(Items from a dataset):
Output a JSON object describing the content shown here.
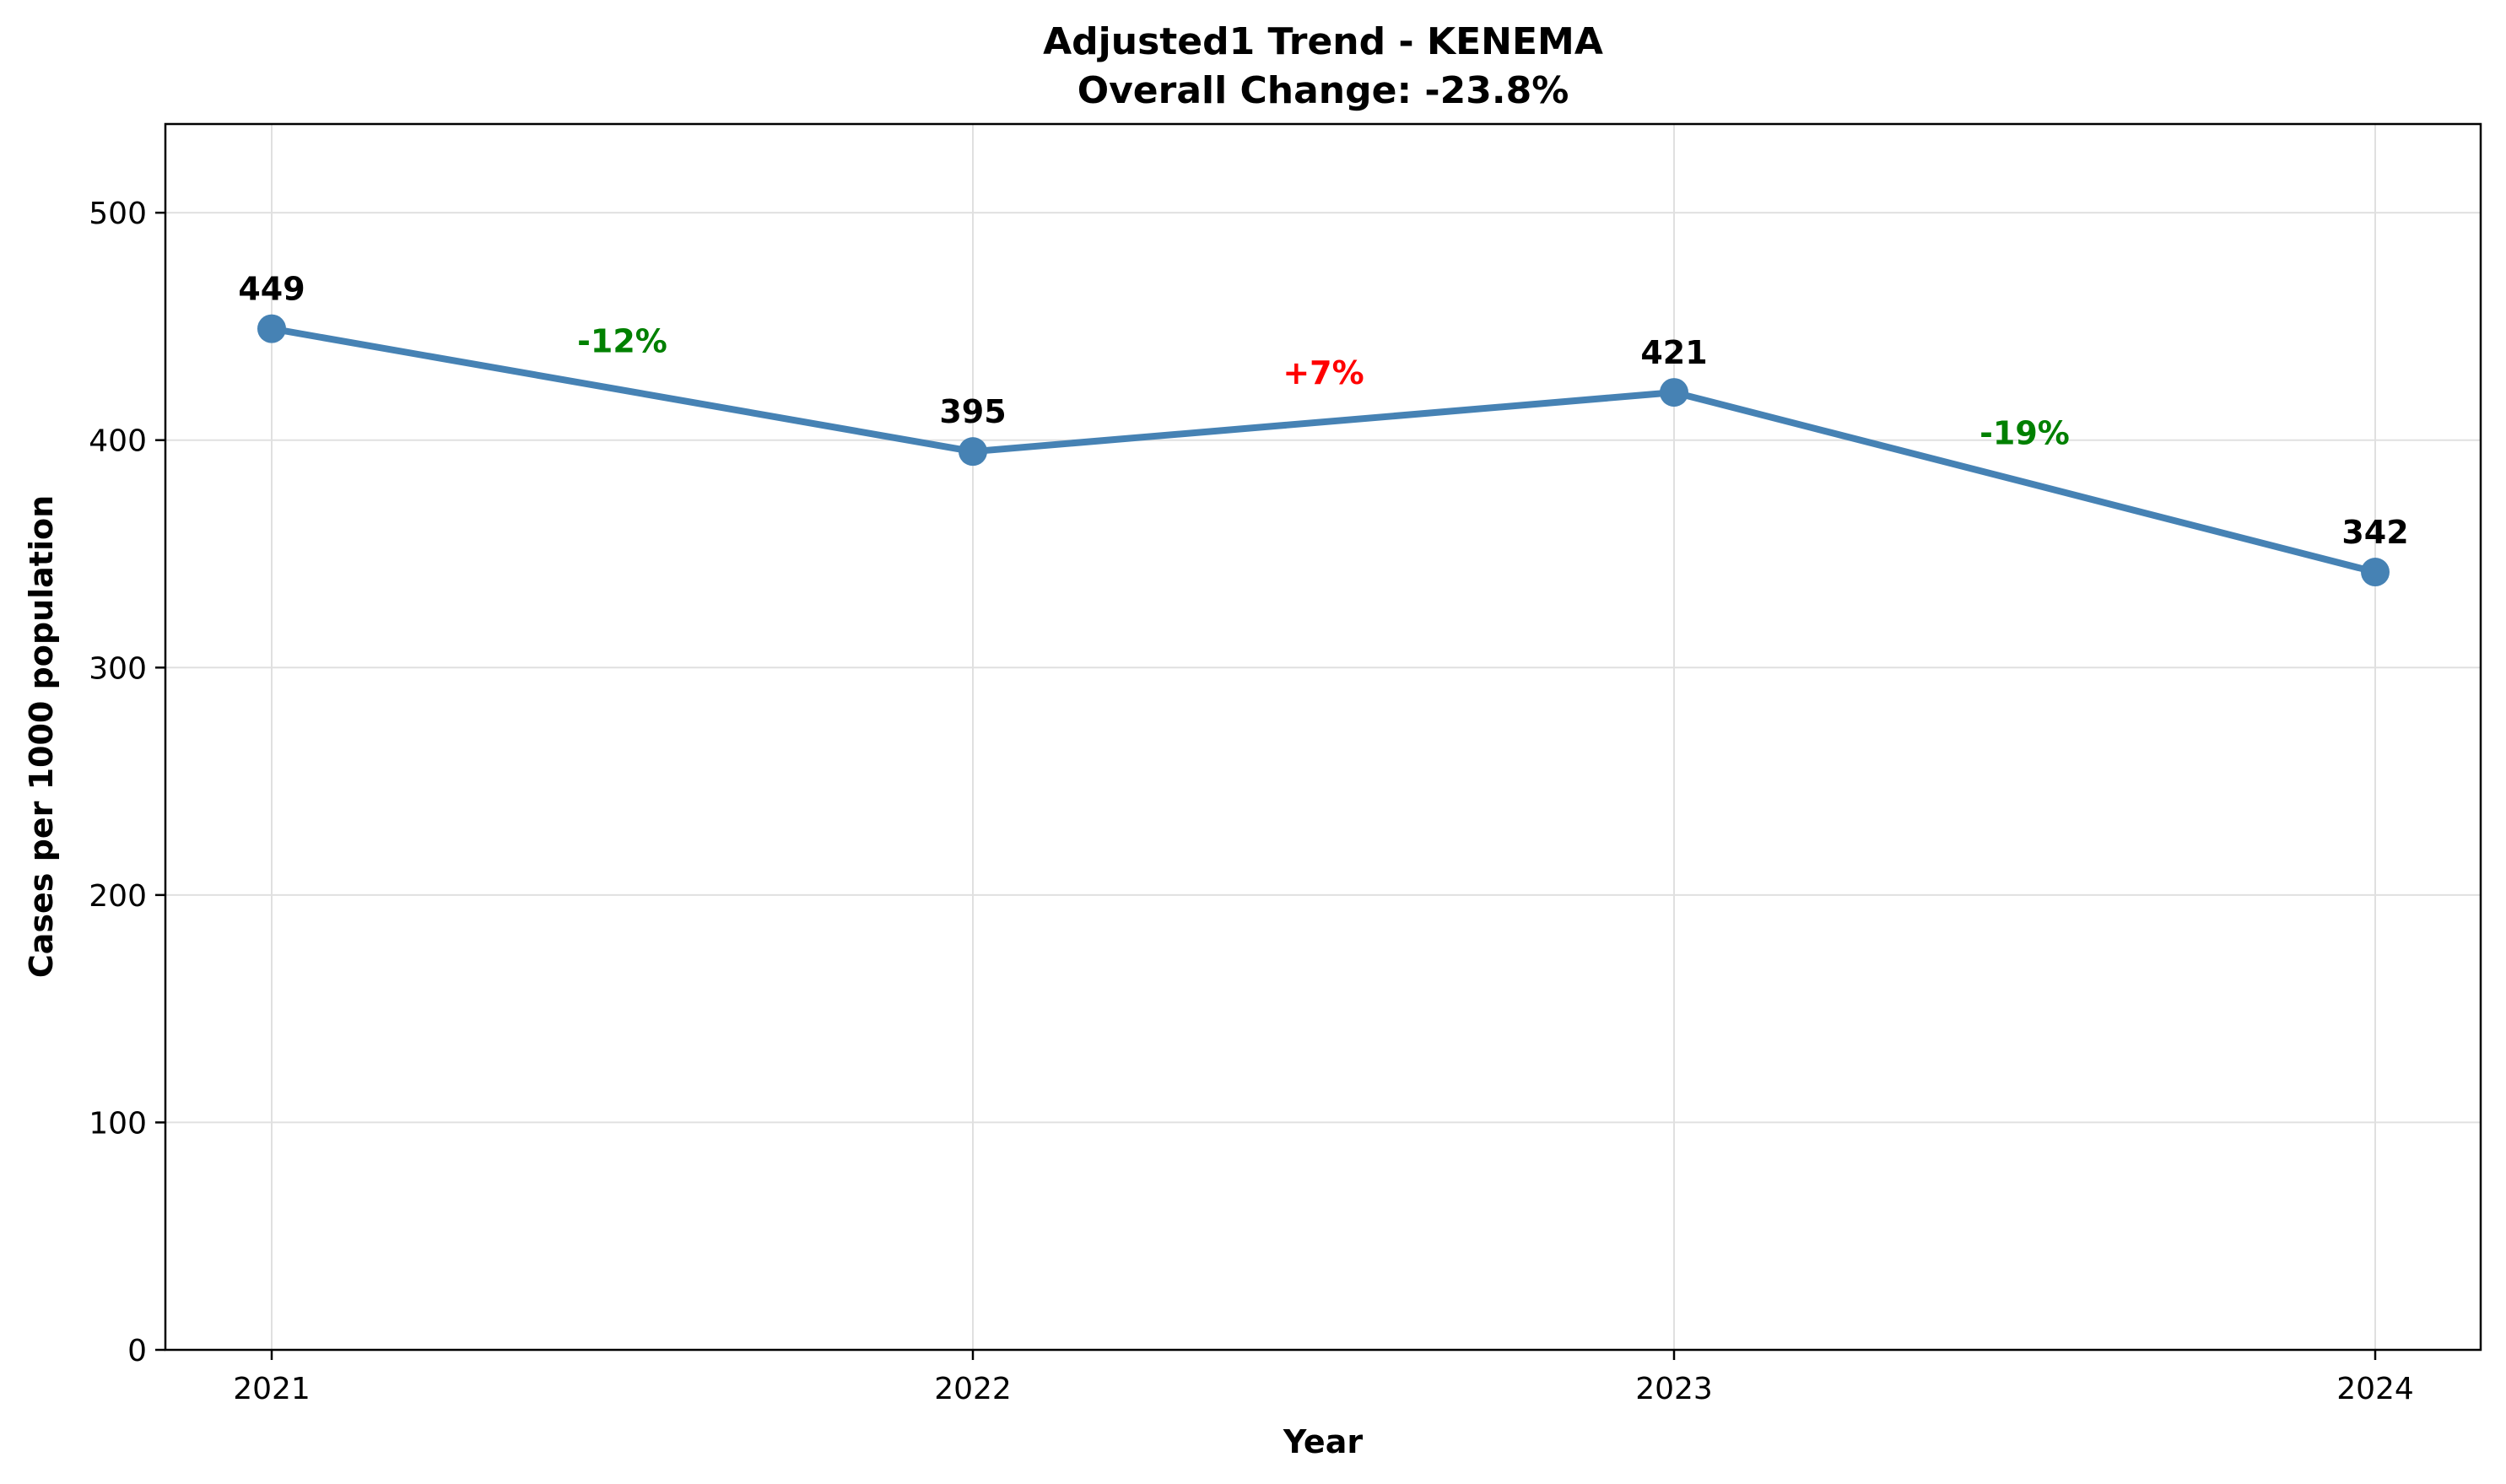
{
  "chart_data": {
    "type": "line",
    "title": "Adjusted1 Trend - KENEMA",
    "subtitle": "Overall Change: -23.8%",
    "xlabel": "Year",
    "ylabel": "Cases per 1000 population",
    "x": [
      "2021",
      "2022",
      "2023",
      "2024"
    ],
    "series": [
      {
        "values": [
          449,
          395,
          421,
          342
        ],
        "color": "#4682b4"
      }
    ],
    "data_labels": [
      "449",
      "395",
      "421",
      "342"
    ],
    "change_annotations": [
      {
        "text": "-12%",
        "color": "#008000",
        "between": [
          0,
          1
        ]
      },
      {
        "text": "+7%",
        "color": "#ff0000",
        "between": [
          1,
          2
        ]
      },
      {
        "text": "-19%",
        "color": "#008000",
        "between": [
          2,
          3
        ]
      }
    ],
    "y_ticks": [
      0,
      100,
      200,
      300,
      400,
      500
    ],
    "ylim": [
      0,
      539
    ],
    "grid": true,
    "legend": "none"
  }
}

(Requirements):
Find every line in the records above that contains the word "color", and copy each one.

(Complete output):
        "color": "#4682b4"
        "color": "#008000",
        "color": "#ff0000",
        "color": "#008000",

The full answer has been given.